--- BEGIN ---

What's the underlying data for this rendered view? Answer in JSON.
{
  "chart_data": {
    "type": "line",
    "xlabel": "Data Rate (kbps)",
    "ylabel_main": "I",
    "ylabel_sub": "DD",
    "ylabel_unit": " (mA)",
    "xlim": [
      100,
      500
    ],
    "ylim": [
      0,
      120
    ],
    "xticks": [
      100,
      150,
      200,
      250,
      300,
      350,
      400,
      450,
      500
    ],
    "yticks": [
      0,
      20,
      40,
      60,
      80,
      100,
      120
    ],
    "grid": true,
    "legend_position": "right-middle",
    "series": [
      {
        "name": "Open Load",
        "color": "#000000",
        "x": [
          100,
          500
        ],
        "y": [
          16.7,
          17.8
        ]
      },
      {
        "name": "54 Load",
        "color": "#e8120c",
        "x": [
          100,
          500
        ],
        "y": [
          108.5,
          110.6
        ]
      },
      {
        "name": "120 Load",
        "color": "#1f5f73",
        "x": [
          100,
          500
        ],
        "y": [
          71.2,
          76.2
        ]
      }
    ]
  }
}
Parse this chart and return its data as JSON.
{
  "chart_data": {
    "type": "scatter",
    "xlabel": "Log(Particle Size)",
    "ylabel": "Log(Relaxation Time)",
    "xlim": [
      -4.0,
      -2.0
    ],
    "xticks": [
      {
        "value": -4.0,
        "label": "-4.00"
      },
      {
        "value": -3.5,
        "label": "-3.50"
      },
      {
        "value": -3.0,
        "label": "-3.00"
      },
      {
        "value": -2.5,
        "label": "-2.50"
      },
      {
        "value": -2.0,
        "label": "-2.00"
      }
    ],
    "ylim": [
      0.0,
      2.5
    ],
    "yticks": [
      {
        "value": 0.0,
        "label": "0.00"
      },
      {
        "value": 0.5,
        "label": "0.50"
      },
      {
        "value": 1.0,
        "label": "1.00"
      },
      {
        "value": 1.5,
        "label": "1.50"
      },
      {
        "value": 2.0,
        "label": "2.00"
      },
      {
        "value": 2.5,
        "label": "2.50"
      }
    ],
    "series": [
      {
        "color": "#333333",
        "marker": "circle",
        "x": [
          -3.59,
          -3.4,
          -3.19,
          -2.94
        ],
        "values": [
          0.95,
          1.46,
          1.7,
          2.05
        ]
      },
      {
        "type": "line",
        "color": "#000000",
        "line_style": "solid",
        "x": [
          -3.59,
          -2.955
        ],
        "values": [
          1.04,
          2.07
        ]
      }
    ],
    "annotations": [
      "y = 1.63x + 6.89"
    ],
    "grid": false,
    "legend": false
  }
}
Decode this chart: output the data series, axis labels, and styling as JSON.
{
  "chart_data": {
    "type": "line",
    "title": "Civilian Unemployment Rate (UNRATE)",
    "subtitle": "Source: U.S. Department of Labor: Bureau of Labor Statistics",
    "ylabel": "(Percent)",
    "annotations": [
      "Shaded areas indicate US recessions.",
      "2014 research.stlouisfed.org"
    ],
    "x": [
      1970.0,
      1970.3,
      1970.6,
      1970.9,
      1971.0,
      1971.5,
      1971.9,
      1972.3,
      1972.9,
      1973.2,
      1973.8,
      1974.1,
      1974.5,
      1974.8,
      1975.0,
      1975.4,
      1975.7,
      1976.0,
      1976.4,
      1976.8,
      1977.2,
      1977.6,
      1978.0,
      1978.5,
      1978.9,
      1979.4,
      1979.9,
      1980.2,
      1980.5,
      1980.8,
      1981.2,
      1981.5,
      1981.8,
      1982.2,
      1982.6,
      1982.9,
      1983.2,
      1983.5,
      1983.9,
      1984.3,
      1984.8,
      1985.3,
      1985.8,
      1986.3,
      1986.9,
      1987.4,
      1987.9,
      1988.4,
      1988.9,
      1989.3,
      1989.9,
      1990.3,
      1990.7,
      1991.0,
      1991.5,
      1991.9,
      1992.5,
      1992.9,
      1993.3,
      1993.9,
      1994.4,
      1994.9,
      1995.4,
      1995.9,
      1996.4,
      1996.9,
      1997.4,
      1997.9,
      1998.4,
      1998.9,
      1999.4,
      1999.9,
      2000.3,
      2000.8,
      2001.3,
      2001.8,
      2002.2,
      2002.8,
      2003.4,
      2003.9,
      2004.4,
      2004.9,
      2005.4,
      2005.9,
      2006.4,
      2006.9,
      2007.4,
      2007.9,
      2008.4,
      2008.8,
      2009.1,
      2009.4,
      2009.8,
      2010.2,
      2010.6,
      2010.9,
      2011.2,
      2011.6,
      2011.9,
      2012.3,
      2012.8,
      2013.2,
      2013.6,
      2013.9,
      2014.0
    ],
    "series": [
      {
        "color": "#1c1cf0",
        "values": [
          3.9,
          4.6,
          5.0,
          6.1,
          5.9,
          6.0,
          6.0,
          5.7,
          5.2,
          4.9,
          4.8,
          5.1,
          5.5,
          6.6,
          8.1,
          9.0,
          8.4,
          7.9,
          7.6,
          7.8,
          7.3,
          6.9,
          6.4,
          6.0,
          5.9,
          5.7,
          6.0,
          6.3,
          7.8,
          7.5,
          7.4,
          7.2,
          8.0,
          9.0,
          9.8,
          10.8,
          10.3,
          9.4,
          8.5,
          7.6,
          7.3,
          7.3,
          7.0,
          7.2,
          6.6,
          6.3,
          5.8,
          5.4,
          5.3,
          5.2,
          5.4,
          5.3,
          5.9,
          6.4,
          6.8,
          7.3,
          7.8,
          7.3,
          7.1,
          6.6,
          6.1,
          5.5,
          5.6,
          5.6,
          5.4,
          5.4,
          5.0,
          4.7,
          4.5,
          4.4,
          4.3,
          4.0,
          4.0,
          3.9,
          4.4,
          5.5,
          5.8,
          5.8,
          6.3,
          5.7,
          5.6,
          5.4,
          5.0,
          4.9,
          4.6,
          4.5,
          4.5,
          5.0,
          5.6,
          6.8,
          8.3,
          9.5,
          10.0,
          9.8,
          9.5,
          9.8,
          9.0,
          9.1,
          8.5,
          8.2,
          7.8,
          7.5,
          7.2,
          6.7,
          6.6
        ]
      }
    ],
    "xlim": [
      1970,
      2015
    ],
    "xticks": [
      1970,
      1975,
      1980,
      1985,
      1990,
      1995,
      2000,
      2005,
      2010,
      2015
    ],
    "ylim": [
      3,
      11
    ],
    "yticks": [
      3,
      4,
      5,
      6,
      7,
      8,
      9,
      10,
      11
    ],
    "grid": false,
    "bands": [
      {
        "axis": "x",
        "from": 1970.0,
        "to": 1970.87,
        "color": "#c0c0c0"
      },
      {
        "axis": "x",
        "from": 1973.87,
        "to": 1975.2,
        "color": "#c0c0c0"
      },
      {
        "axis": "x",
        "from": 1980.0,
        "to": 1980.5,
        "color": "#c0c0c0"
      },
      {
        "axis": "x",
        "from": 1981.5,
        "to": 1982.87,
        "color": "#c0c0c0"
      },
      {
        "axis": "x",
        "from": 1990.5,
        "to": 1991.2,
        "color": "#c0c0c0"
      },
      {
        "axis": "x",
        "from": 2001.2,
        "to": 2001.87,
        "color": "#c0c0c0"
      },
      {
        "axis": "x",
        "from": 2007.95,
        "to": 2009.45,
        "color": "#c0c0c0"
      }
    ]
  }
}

--- END ---

- _The request_:
Output all of the material, please, exactly as it stands.

- _Complete answer_:
What's the underlying data for this rendered view? Answer in JSON.
{
  "chart_data": {
    "type": "line",
    "xlabel": "Data Rate (kbps)",
    "ylabel_main": "I",
    "ylabel_sub": "DD",
    "ylabel_unit": " (mA)",
    "xlim": [
      100,
      500
    ],
    "ylim": [
      0,
      120
    ],
    "xticks": [
      100,
      150,
      200,
      250,
      300,
      350,
      400,
      450,
      500
    ],
    "yticks": [
      0,
      20,
      40,
      60,
      80,
      100,
      120
    ],
    "grid": true,
    "legend_position": "right-middle",
    "series": [
      {
        "name": "Open Load",
        "color": "#000000",
        "x": [
          100,
          500
        ],
        "y": [
          16.7,
          17.8
        ]
      },
      {
        "name": "54 Load",
        "color": "#e8120c",
        "x": [
          100,
          500
        ],
        "y": [
          108.5,
          110.6
        ]
      },
      {
        "name": "120 Load",
        "color": "#1f5f73",
        "x": [
          100,
          500
        ],
        "y": [
          71.2,
          76.2
        ]
      }
    ]
  }
}
Parse this chart and return its data as JSON.
{
  "chart_data": {
    "type": "scatter",
    "xlabel": "Log(Particle Size)",
    "ylabel": "Log(Relaxation Time)",
    "xlim": [
      -4.0,
      -2.0
    ],
    "xticks": [
      {
        "value": -4.0,
        "label": "-4.00"
      },
      {
        "value": -3.5,
        "label": "-3.50"
      },
      {
        "value": -3.0,
        "label": "-3.00"
      },
      {
        "value": -2.5,
        "label": "-2.50"
      },
      {
        "value": -2.0,
        "label": "-2.00"
      }
    ],
    "ylim": [
      0.0,
      2.5
    ],
    "yticks": [
      {
        "value": 0.0,
        "label": "0.00"
      },
      {
        "value": 0.5,
        "label": "0.50"
      },
      {
        "value": 1.0,
        "label": "1.00"
      },
      {
        "value": 1.5,
        "label": "1.50"
      },
      {
        "value": 2.0,
        "label": "2.00"
      },
      {
        "value": 2.5,
        "label": "2.50"
      }
    ],
    "series": [
      {
        "color": "#333333",
        "marker": "circle",
        "x": [
          -3.59,
          -3.4,
          -3.19,
          -2.94
        ],
        "values": [
          0.95,
          1.46,
          1.7,
          2.05
        ]
      },
      {
        "type": "line",
        "color": "#000000",
        "line_style": "solid",
        "x": [
          -3.59,
          -2.955
        ],
        "values": [
          1.04,
          2.07
        ]
      }
    ],
    "annotations": [
      "y = 1.63x + 6.89"
    ],
    "grid": false,
    "legend": false
  }
}
Decode this chart: output the data series, axis labels, and styling as JSON.
{
  "chart_data": {
    "type": "line",
    "title": "Civilian Unemployment Rate (UNRATE)",
    "subtitle": "Source: U.S. Department of Labor: Bureau of Labor Statistics",
    "ylabel": "(Percent)",
    "annotations": [
      "Shaded areas indicate US recessions.",
      "2014 research.stlouisfed.org"
    ],
    "x": [
      1970.0,
      1970.3,
      1970.6,
      1970.9,
      1971.0,
      1971.5,
      1971.9,
      1972.3,
      1972.9,
      1973.2,
      1973.8,
      1974.1,
      1974.5,
      1974.8,
      1975.0,
      1975.4,
      1975.7,
      1976.0,
      1976.4,
      1976.8,
      1977.2,
      1977.6,
      1978.0,
      1978.5,
      1978.9,
      1979.4,
      1979.9,
      1980.2,
      1980.5,
      1980.8,
      1981.2,
      1981.5,
      1981.8,
      1982.2,
      1982.6,
      1982.9,
      1983.2,
      1983.5,
      1983.9,
      1984.3,
      1984.8,
      1985.3,
      1985.8,
      1986.3,
      1986.9,
      1987.4,
      1987.9,
      1988.4,
      1988.9,
      1989.3,
      1989.9,
      1990.3,
      1990.7,
      1991.0,
      1991.5,
      1991.9,
      1992.5,
      1992.9,
      1993.3,
      1993.9,
      1994.4,
      1994.9,
      1995.4,
      1995.9,
      1996.4,
      1996.9,
      1997.4,
      1997.9,
      1998.4,
      1998.9,
      1999.4,
      1999.9,
      2000.3,
      2000.8,
      2001.3,
      2001.8,
      2002.2,
      2002.8,
      2003.4,
      2003.9,
      2004.4,
      2004.9,
      2005.4,
      2005.9,
      2006.4,
      2006.9,
      2007.4,
      2007.9,
      2008.4,
      2008.8,
      2009.1,
      2009.4,
      2009.8,
      2010.2,
      2010.6,
      2010.9,
      2011.2,
      2011.6,
      2011.9,
      2012.3,
      2012.8,
      2013.2,
      2013.6,
      2013.9,
      2014.0
    ],
    "series": [
      {
        "color": "#1c1cf0",
        "values": [
          3.9,
          4.6,
          5.0,
          6.1,
          5.9,
          6.0,
          6.0,
          5.7,
          5.2,
          4.9,
          4.8,
          5.1,
          5.5,
          6.6,
          8.1,
          9.0,
          8.4,
          7.9,
          7.6,
          7.8,
          7.3,
          6.9,
          6.4,
          6.0,
          5.9,
          5.7,
          6.0,
          6.3,
          7.8,
          7.5,
          7.4,
          7.2,
          8.0,
          9.0,
          9.8,
          10.8,
          10.3,
          9.4,
          8.5,
          7.6,
          7.3,
          7.3,
          7.0,
          7.2,
          6.6,
          6.3,
          5.8,
          5.4,
          5.3,
          5.2,
          5.4,
          5.3,
          5.9,
          6.4,
          6.8,
          7.3,
          7.8,
          7.3,
          7.1,
          6.6,
          6.1,
          5.5,
          5.6,
          5.6,
          5.4,
          5.4,
          5.0,
          4.7,
          4.5,
          4.4,
          4.3,
          4.0,
          4.0,
          3.9,
          4.4,
          5.5,
          5.8,
          5.8,
          6.3,
          5.7,
          5.6,
          5.4,
          5.0,
          4.9,
          4.6,
          4.5,
          4.5,
          5.0,
          5.6,
          6.8,
          8.3,
          9.5,
          10.0,
          9.8,
          9.5,
          9.8,
          9.0,
          9.1,
          8.5,
          8.2,
          7.8,
          7.5,
          7.2,
          6.7,
          6.6
        ]
      }
    ],
    "xlim": [
      1970,
      2015
    ],
    "xticks": [
      1970,
      1975,
      1980,
      1985,
      1990,
      1995,
      2000,
      2005,
      2010,
      2015
    ],
    "ylim": [
      3,
      11
    ],
    "yticks": [
      3,
      4,
      5,
      6,
      7,
      8,
      9,
      10,
      11
    ],
    "grid": false,
    "bands": [
      {
        "axis": "x",
        "from": 1970.0,
        "to": 1970.87,
        "color": "#c0c0c0"
      },
      {
        "axis": "x",
        "from": 1973.87,
        "to": 1975.2,
        "color": "#c0c0c0"
      },
      {
        "axis": "x",
        "from": 1980.0,
        "to": 1980.5,
        "color": "#c0c0c0"
      },
      {
        "axis": "x",
        "from": 1981.5,
        "to": 1982.87,
        "color": "#c0c0c0"
      },
      {
        "axis": "x",
        "from": 1990.5,
        "to": 1991.2,
        "color": "#c0c0c0"
      },
      {
        "axis": "x",
        "from": 2001.2,
        "to": 2001.87,
        "color": "#c0c0c0"
      },
      {
        "axis": "x",
        "from": 2007.95,
        "to": 2009.45,
        "color": "#c0c0c0"
      }
    ]
  }
}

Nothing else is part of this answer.